═══ Task data

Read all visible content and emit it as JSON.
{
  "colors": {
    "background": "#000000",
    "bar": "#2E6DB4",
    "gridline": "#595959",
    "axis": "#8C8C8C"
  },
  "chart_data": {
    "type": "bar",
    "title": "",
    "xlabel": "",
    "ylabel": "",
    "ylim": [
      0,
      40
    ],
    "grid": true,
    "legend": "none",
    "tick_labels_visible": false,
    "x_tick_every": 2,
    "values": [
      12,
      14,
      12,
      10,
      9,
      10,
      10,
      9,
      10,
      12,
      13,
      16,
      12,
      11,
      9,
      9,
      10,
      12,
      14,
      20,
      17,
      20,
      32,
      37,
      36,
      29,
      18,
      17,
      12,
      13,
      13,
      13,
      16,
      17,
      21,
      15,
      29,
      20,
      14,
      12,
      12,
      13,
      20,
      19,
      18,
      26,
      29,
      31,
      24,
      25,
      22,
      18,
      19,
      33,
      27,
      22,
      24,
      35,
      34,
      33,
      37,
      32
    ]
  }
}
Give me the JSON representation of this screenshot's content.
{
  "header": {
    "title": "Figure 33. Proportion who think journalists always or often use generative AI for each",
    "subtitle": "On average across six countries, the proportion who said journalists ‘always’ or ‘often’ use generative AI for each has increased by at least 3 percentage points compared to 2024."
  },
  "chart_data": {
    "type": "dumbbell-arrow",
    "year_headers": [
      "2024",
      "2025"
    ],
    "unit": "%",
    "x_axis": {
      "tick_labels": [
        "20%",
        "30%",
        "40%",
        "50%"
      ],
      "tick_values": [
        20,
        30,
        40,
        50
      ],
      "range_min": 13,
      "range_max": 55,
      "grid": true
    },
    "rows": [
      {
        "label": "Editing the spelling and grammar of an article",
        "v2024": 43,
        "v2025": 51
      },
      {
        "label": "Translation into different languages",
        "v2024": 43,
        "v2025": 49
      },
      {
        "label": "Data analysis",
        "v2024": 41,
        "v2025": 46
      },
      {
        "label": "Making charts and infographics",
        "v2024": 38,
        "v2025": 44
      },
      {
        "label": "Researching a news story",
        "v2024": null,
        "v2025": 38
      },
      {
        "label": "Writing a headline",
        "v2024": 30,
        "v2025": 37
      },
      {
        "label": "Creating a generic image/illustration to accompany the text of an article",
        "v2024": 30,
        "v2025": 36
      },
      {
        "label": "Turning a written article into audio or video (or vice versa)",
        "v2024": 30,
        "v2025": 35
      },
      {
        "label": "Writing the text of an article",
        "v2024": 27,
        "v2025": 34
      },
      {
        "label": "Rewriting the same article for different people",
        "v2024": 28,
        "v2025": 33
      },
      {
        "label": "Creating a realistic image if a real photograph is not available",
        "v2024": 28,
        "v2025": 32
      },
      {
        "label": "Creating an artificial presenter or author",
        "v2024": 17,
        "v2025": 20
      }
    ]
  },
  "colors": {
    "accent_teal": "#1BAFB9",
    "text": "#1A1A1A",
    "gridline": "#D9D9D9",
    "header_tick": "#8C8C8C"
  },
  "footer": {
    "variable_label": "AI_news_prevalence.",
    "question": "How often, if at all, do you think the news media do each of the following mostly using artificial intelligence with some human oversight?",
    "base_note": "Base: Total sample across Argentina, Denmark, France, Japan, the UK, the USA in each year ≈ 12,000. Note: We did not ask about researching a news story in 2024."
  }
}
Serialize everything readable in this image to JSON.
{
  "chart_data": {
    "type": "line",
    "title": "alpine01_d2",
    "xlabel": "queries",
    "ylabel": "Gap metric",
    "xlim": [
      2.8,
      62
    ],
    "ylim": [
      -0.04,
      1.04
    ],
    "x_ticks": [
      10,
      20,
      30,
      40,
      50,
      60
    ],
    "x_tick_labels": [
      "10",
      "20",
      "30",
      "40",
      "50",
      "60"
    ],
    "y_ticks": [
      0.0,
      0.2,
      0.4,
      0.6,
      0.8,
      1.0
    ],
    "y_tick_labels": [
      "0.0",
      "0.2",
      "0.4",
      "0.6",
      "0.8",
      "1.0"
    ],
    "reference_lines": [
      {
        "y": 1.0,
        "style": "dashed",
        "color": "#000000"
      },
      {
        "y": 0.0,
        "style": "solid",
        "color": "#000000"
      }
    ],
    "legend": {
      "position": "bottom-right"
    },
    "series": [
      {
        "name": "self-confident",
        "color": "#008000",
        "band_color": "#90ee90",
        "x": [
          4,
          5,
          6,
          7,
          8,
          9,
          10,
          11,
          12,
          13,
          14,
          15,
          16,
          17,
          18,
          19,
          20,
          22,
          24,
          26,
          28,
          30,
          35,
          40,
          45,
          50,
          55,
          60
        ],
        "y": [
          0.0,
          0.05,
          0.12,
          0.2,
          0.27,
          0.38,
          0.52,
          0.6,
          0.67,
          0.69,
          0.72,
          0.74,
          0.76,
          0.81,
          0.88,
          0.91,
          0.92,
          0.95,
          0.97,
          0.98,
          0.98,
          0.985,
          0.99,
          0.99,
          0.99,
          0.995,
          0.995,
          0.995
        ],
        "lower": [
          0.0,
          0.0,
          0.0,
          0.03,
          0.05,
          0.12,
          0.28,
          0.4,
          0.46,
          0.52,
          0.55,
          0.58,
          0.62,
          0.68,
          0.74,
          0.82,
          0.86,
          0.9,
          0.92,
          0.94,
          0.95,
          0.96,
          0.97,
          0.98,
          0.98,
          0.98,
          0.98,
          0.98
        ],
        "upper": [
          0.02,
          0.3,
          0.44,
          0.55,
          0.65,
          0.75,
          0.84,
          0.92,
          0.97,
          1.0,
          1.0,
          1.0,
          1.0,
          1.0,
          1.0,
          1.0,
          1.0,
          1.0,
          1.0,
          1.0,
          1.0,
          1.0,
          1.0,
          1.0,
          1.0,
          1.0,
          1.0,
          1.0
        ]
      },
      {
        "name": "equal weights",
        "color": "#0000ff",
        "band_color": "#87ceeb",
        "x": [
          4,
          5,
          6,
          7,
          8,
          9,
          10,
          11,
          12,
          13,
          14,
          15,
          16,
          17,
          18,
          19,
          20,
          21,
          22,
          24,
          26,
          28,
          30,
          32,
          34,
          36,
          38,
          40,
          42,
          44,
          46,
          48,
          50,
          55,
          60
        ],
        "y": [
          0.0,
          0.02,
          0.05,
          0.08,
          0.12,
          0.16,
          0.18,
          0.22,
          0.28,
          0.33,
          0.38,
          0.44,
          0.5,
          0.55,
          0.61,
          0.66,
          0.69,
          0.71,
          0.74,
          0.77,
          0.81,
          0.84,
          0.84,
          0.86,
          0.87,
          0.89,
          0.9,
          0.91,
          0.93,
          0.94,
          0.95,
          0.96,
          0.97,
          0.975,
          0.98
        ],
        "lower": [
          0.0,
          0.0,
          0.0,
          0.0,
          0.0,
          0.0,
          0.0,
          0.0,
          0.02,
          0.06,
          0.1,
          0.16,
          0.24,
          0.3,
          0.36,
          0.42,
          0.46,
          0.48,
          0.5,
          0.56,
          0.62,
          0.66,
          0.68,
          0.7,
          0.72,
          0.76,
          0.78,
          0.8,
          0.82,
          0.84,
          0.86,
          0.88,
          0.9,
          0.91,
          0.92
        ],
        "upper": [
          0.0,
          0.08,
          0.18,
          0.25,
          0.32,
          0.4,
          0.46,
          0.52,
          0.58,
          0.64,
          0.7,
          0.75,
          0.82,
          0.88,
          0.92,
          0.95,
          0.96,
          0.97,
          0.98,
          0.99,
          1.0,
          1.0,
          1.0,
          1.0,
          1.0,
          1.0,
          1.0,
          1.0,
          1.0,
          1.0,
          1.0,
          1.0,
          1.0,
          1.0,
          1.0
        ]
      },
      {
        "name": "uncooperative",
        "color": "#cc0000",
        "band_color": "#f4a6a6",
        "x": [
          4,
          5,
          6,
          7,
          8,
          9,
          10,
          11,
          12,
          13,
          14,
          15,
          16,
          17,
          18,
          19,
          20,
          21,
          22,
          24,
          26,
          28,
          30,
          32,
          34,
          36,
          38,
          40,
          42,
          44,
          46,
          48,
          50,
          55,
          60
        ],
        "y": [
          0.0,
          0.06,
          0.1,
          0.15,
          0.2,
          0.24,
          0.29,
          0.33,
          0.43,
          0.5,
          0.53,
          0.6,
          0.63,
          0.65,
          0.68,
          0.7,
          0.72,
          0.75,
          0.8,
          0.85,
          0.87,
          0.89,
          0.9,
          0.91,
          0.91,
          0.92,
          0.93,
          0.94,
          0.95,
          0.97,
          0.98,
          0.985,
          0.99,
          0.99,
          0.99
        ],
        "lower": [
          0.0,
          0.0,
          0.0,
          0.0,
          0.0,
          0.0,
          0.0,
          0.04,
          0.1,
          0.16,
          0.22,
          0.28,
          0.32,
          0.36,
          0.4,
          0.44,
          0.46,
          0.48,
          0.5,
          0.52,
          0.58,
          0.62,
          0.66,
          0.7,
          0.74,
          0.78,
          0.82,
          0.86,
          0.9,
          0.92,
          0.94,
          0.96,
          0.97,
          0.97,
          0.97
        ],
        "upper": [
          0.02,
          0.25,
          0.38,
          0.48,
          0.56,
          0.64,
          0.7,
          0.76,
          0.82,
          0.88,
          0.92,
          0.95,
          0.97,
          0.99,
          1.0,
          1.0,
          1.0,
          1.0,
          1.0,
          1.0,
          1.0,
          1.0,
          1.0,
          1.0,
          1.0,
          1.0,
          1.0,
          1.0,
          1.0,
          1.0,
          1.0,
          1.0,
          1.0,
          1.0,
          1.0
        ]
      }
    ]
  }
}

══════

__Exercise details__: Say how many lines in the listing above include "different". Give nothing but the number.

__Written solution__: 2